=== Work to complete ===
Transcribe the full listing exactly, and drop every picture.

=== Supplied records ===
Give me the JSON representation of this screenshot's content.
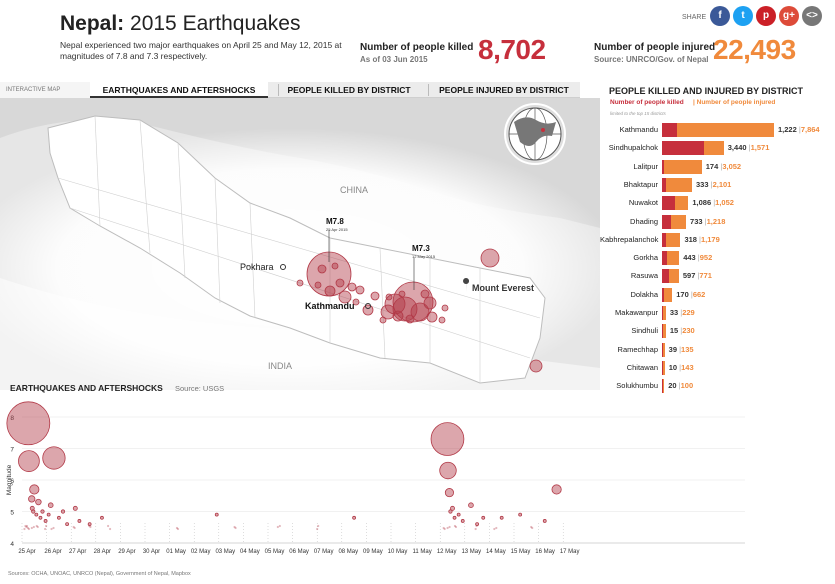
{
  "header": {
    "title_bold": "Nepal:",
    "title_rest": " 2015 Earthquakes",
    "subtitle": "Nepal experienced two major earthquakes on April 25 and May 12, 2015 at magnitudes of 7.8 and 7.3 respectively."
  },
  "stats": {
    "killed_label": "Number of people killed",
    "killed_sub": "As of 03 Jun 2015",
    "killed_value": "8,702",
    "injured_label": "Number of people injured",
    "injured_sub": "Source: UNRCO/Gov. of Nepal",
    "injured_value": "22,493",
    "killed_color": "#c62f3c",
    "injured_color": "#f08a3c"
  },
  "share": {
    "label": "SHARE",
    "buttons": [
      {
        "name": "facebook",
        "glyph": "f",
        "color": "#3b5998"
      },
      {
        "name": "twitter",
        "glyph": "t",
        "color": "#1da1f2"
      },
      {
        "name": "pinterest",
        "glyph": "p",
        "color": "#cb2027"
      },
      {
        "name": "google-plus",
        "glyph": "g+",
        "color": "#dd4b39"
      },
      {
        "name": "embed",
        "glyph": "<>",
        "color": "#777777"
      }
    ]
  },
  "tabs": {
    "interactive_label": "INTERACTIVE MAP",
    "items": [
      {
        "label": "EARTHQUAKES AND AFTERSHOCKS",
        "active": true
      },
      {
        "label": "PEOPLE KILLED BY DISTRICT",
        "active": false
      },
      {
        "label": "PEOPLE INJURED BY DISTRICT",
        "active": false
      }
    ]
  },
  "map": {
    "labels": {
      "china": "CHINA",
      "india": "INDIA",
      "pokhara": "Pokhara",
      "kathmandu": "Kathmandu",
      "everest": "Mount Everest",
      "m78": "M7.8",
      "m78_date": "25 Apr 2015",
      "m73": "M7.3",
      "m73_date": "12 May 2015"
    }
  },
  "district_chart": {
    "title": "PEOPLE KILLED AND INJURED BY DISTRICT",
    "legend_killed": "Number of people killed",
    "legend_injured": "Number of people injured",
    "note": "limited to the top 15 districts",
    "districts": [
      {
        "name": "Kathmandu",
        "killed": 1222,
        "injured": 7864,
        "killed_label": "1,222",
        "injured_label": "7,864"
      },
      {
        "name": "Sindhupalchok",
        "killed": 3440,
        "injured": 1571,
        "killed_label": "3,440",
        "injured_label": "1,571"
      },
      {
        "name": "Lalitpur",
        "killed": 174,
        "injured": 3052,
        "killed_label": "174",
        "injured_label": "3,052"
      },
      {
        "name": "Bhaktapur",
        "killed": 333,
        "injured": 2101,
        "killed_label": "333",
        "injured_label": "2,101"
      },
      {
        "name": "Nuwakot",
        "killed": 1086,
        "injured": 1052,
        "killed_label": "1,086",
        "injured_label": "1,052"
      },
      {
        "name": "Dhading",
        "killed": 733,
        "injured": 1218,
        "killed_label": "733",
        "injured_label": "1,218"
      },
      {
        "name": "Kabhrepalanchok",
        "killed": 318,
        "injured": 1179,
        "killed_label": "318",
        "injured_label": "1,179"
      },
      {
        "name": "Gorkha",
        "killed": 443,
        "injured": 952,
        "killed_label": "443",
        "injured_label": "952"
      },
      {
        "name": "Rasuwa",
        "killed": 597,
        "injured": 771,
        "killed_label": "597",
        "injured_label": "771"
      },
      {
        "name": "Dolakha",
        "killed": 170,
        "injured": 662,
        "killed_label": "170",
        "injured_label": "662"
      },
      {
        "name": "Makawanpur",
        "killed": 33,
        "injured": 229,
        "killed_label": "33",
        "injured_label": "229"
      },
      {
        "name": "Sindhuli",
        "killed": 15,
        "injured": 230,
        "killed_label": "15",
        "injured_label": "230"
      },
      {
        "name": "Ramechhap",
        "killed": 39,
        "injured": 135,
        "killed_label": "39",
        "injured_label": "135"
      },
      {
        "name": "Chitawan",
        "killed": 10,
        "injured": 143,
        "killed_label": "10",
        "injured_label": "143"
      },
      {
        "name": "Solukhumbu",
        "killed": 20,
        "injured": 100,
        "killed_label": "20",
        "injured_label": "100"
      }
    ]
  },
  "chart_data": {
    "type": "scatter",
    "title": "EARTHQUAKES AND AFTERSHOCKS",
    "source": "Source: USGS",
    "ylabel": "Magnitude",
    "ylim": [
      4,
      8
    ],
    "yticks": [
      "4",
      "5",
      "6",
      "7",
      "8"
    ],
    "xticks": [
      "25 Apr",
      "26 Apr",
      "27 Apr",
      "28 Apr",
      "29 Apr",
      "30 Apr",
      "01 May",
      "02 May",
      "03 May",
      "04 May",
      "05 May",
      "06 May",
      "07 May",
      "08 May",
      "09 May",
      "10 May",
      "11 May",
      "12 May",
      "13 May",
      "14 May",
      "15 May",
      "16 May",
      "17 May"
    ],
    "point_color": "#b23a48",
    "points": [
      {
        "x": "2015-04-25 06:11",
        "y": 7.8
      },
      {
        "x": "2015-04-25 06:45",
        "y": 6.6
      },
      {
        "x": "2015-04-25 09:30",
        "y": 5.4
      },
      {
        "x": "2015-04-25 10:00",
        "y": 5.1
      },
      {
        "x": "2015-04-25 11:00",
        "y": 5.0
      },
      {
        "x": "2015-04-25 12:00",
        "y": 5.7
      },
      {
        "x": "2015-04-25 14:00",
        "y": 4.9
      },
      {
        "x": "2015-04-25 16:00",
        "y": 5.3
      },
      {
        "x": "2015-04-25 18:00",
        "y": 4.8
      },
      {
        "x": "2015-04-25 20:00",
        "y": 5.0
      },
      {
        "x": "2015-04-25 23:00",
        "y": 4.7
      },
      {
        "x": "2015-04-26 02:00",
        "y": 4.9
      },
      {
        "x": "2015-04-26 04:00",
        "y": 5.2
      },
      {
        "x": "2015-04-26 07:09",
        "y": 6.7
      },
      {
        "x": "2015-04-26 12:00",
        "y": 4.8
      },
      {
        "x": "2015-04-26 16:00",
        "y": 5.0
      },
      {
        "x": "2015-04-26 20:00",
        "y": 4.6
      },
      {
        "x": "2015-04-27 04:00",
        "y": 5.1
      },
      {
        "x": "2015-04-27 08:00",
        "y": 4.7
      },
      {
        "x": "2015-04-27 18:00",
        "y": 4.6
      },
      {
        "x": "2015-04-28 06:00",
        "y": 4.8
      },
      {
        "x": "2015-05-02 22:00",
        "y": 4.9
      },
      {
        "x": "2015-05-08 12:00",
        "y": 4.8
      },
      {
        "x": "2015-05-12 07:05",
        "y": 7.3
      },
      {
        "x": "2015-05-12 07:36",
        "y": 6.3
      },
      {
        "x": "2015-05-12 09:00",
        "y": 5.6
      },
      {
        "x": "2015-05-12 10:00",
        "y": 5.0
      },
      {
        "x": "2015-05-12 12:00",
        "y": 5.1
      },
      {
        "x": "2015-05-12 14:00",
        "y": 4.8
      },
      {
        "x": "2015-05-12 18:00",
        "y": 4.9
      },
      {
        "x": "2015-05-12 22:00",
        "y": 4.7
      },
      {
        "x": "2015-05-13 06:00",
        "y": 5.2
      },
      {
        "x": "2015-05-13 12:00",
        "y": 4.6
      },
      {
        "x": "2015-05-13 18:00",
        "y": 4.8
      },
      {
        "x": "2015-05-14 12:00",
        "y": 4.8
      },
      {
        "x": "2015-05-15 06:00",
        "y": 4.9
      },
      {
        "x": "2015-05-16 06:00",
        "y": 4.7
      },
      {
        "x": "2015-05-16 17:34",
        "y": 5.7
      }
    ]
  },
  "footer": {
    "sources": "Sources: OCHA, UNOAC, UNRCO (Nepal), Government of Nepal, Mapbox"
  }
}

=== Written solution ===
Give me the JSON representation of this screenshot's content.
{
  "header": {
    "title_bold": "Nepal:",
    "title_rest": " 2015 Earthquakes",
    "subtitle": "Nepal experienced two major earthquakes on April 25 and May 12, 2015 at magnitudes of 7.8 and 7.3 respectively."
  },
  "stats": {
    "killed_label": "Number of people killed",
    "killed_sub": "As of 03 Jun 2015",
    "killed_value": "8,702",
    "injured_label": "Number of people injured",
    "injured_sub": "Source: UNRCO/Gov. of Nepal",
    "injured_value": "22,493",
    "killed_color": "#c62f3c",
    "injured_color": "#f08a3c"
  },
  "share": {
    "label": "SHARE",
    "buttons": [
      {
        "name": "facebook",
        "glyph": "f",
        "color": "#3b5998"
      },
      {
        "name": "twitter",
        "glyph": "t",
        "color": "#1da1f2"
      },
      {
        "name": "pinterest",
        "glyph": "p",
        "color": "#cb2027"
      },
      {
        "name": "google-plus",
        "glyph": "g+",
        "color": "#dd4b39"
      },
      {
        "name": "embed",
        "glyph": "<>",
        "color": "#777777"
      }
    ]
  },
  "tabs": {
    "interactive_label": "INTERACTIVE MAP",
    "items": [
      {
        "label": "EARTHQUAKES AND AFTERSHOCKS",
        "active": true
      },
      {
        "label": "PEOPLE KILLED BY DISTRICT",
        "active": false
      },
      {
        "label": "PEOPLE INJURED BY DISTRICT",
        "active": false
      }
    ]
  },
  "map": {
    "labels": {
      "china": "CHINA",
      "india": "INDIA",
      "pokhara": "Pokhara",
      "kathmandu": "Kathmandu",
      "everest": "Mount Everest",
      "m78": "M7.8",
      "m78_date": "25 Apr 2015",
      "m73": "M7.3",
      "m73_date": "12 May 2015"
    }
  },
  "district_chart": {
    "title": "PEOPLE KILLED AND INJURED BY DISTRICT",
    "legend_killed": "Number of people killed",
    "legend_injured": "Number of people injured",
    "note": "limited to the top 15 districts",
    "districts": [
      {
        "name": "Kathmandu",
        "killed": 1222,
        "injured": 7864,
        "killed_label": "1,222",
        "injured_label": "7,864"
      },
      {
        "name": "Sindhupalchok",
        "killed": 3440,
        "injured": 1571,
        "killed_label": "3,440",
        "injured_label": "1,571"
      },
      {
        "name": "Lalitpur",
        "killed": 174,
        "injured": 3052,
        "killed_label": "174",
        "injured_label": "3,052"
      },
      {
        "name": "Bhaktapur",
        "killed": 333,
        "injured": 2101,
        "killed_label": "333",
        "injured_label": "2,101"
      },
      {
        "name": "Nuwakot",
        "killed": 1086,
        "injured": 1052,
        "killed_label": "1,086",
        "injured_label": "1,052"
      },
      {
        "name": "Dhading",
        "killed": 733,
        "injured": 1218,
        "killed_label": "733",
        "injured_label": "1,218"
      },
      {
        "name": "Kabhrepalanchok",
        "killed": 318,
        "injured": 1179,
        "killed_label": "318",
        "injured_label": "1,179"
      },
      {
        "name": "Gorkha",
        "killed": 443,
        "injured": 952,
        "killed_label": "443",
        "injured_label": "952"
      },
      {
        "name": "Rasuwa",
        "killed": 597,
        "injured": 771,
        "killed_label": "597",
        "injured_label": "771"
      },
      {
        "name": "Dolakha",
        "killed": 170,
        "injured": 662,
        "killed_label": "170",
        "injured_label": "662"
      },
      {
        "name": "Makawanpur",
        "killed": 33,
        "injured": 229,
        "killed_label": "33",
        "injured_label": "229"
      },
      {
        "name": "Sindhuli",
        "killed": 15,
        "injured": 230,
        "killed_label": "15",
        "injured_label": "230"
      },
      {
        "name": "Ramechhap",
        "killed": 39,
        "injured": 135,
        "killed_label": "39",
        "injured_label": "135"
      },
      {
        "name": "Chitawan",
        "killed": 10,
        "injured": 143,
        "killed_label": "10",
        "injured_label": "143"
      },
      {
        "name": "Solukhumbu",
        "killed": 20,
        "injured": 100,
        "killed_label": "20",
        "injured_label": "100"
      }
    ]
  },
  "chart_data": {
    "type": "scatter",
    "title": "EARTHQUAKES AND AFTERSHOCKS",
    "source": "Source: USGS",
    "ylabel": "Magnitude",
    "ylim": [
      4,
      8
    ],
    "yticks": [
      "4",
      "5",
      "6",
      "7",
      "8"
    ],
    "xticks": [
      "25 Apr",
      "26 Apr",
      "27 Apr",
      "28 Apr",
      "29 Apr",
      "30 Apr",
      "01 May",
      "02 May",
      "03 May",
      "04 May",
      "05 May",
      "06 May",
      "07 May",
      "08 May",
      "09 May",
      "10 May",
      "11 May",
      "12 May",
      "13 May",
      "14 May",
      "15 May",
      "16 May",
      "17 May"
    ],
    "point_color": "#b23a48",
    "points": [
      {
        "x": "2015-04-25 06:11",
        "y": 7.8
      },
      {
        "x": "2015-04-25 06:45",
        "y": 6.6
      },
      {
        "x": "2015-04-25 09:30",
        "y": 5.4
      },
      {
        "x": "2015-04-25 10:00",
        "y": 5.1
      },
      {
        "x": "2015-04-25 11:00",
        "y": 5.0
      },
      {
        "x": "2015-04-25 12:00",
        "y": 5.7
      },
      {
        "x": "2015-04-25 14:00",
        "y": 4.9
      },
      {
        "x": "2015-04-25 16:00",
        "y": 5.3
      },
      {
        "x": "2015-04-25 18:00",
        "y": 4.8
      },
      {
        "x": "2015-04-25 20:00",
        "y": 5.0
      },
      {
        "x": "2015-04-25 23:00",
        "y": 4.7
      },
      {
        "x": "2015-04-26 02:00",
        "y": 4.9
      },
      {
        "x": "2015-04-26 04:00",
        "y": 5.2
      },
      {
        "x": "2015-04-26 07:09",
        "y": 6.7
      },
      {
        "x": "2015-04-26 12:00",
        "y": 4.8
      },
      {
        "x": "2015-04-26 16:00",
        "y": 5.0
      },
      {
        "x": "2015-04-26 20:00",
        "y": 4.6
      },
      {
        "x": "2015-04-27 04:00",
        "y": 5.1
      },
      {
        "x": "2015-04-27 08:00",
        "y": 4.7
      },
      {
        "x": "2015-04-27 18:00",
        "y": 4.6
      },
      {
        "x": "2015-04-28 06:00",
        "y": 4.8
      },
      {
        "x": "2015-05-02 22:00",
        "y": 4.9
      },
      {
        "x": "2015-05-08 12:00",
        "y": 4.8
      },
      {
        "x": "2015-05-12 07:05",
        "y": 7.3
      },
      {
        "x": "2015-05-12 07:36",
        "y": 6.3
      },
      {
        "x": "2015-05-12 09:00",
        "y": 5.6
      },
      {
        "x": "2015-05-12 10:00",
        "y": 5.0
      },
      {
        "x": "2015-05-12 12:00",
        "y": 5.1
      },
      {
        "x": "2015-05-12 14:00",
        "y": 4.8
      },
      {
        "x": "2015-05-12 18:00",
        "y": 4.9
      },
      {
        "x": "2015-05-12 22:00",
        "y": 4.7
      },
      {
        "x": "2015-05-13 06:00",
        "y": 5.2
      },
      {
        "x": "2015-05-13 12:00",
        "y": 4.6
      },
      {
        "x": "2015-05-13 18:00",
        "y": 4.8
      },
      {
        "x": "2015-05-14 12:00",
        "y": 4.8
      },
      {
        "x": "2015-05-15 06:00",
        "y": 4.9
      },
      {
        "x": "2015-05-16 06:00",
        "y": 4.7
      },
      {
        "x": "2015-05-16 17:34",
        "y": 5.7
      }
    ]
  },
  "footer": {
    "sources": "Sources: OCHA, UNOAC, UNRCO (Nepal), Government of Nepal, Mapbox"
  }
}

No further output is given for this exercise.